*TASK REQUIREMENTS*
Copy each line that has the string "stress" somewhere in it.

══ DATA PROVIDED

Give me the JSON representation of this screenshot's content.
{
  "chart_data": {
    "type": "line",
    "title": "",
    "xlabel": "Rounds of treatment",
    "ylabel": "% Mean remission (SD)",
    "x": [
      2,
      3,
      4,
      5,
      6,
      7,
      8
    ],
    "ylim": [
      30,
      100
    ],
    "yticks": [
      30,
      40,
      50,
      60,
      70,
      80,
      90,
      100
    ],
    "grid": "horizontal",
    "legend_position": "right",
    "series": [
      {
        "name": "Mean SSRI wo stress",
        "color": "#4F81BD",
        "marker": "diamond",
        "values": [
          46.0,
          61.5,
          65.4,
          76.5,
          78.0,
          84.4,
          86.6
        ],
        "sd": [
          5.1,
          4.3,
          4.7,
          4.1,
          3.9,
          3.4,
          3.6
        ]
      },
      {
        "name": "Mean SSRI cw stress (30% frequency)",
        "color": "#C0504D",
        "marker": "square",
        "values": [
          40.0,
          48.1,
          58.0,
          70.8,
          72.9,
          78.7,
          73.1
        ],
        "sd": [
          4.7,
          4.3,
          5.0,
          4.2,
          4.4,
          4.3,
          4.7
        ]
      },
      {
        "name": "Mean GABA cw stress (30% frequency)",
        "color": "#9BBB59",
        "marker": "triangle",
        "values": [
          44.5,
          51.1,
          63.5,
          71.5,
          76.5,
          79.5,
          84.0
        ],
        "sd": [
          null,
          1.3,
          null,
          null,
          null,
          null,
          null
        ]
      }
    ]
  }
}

════

*ANSWER TO THE PROBLEM*
        "name": "Mean SSRI wo stress",
        "name": "Mean SSRI cw stress (30% frequency)",
        "name": "Mean GABA cw stress (30% frequency)",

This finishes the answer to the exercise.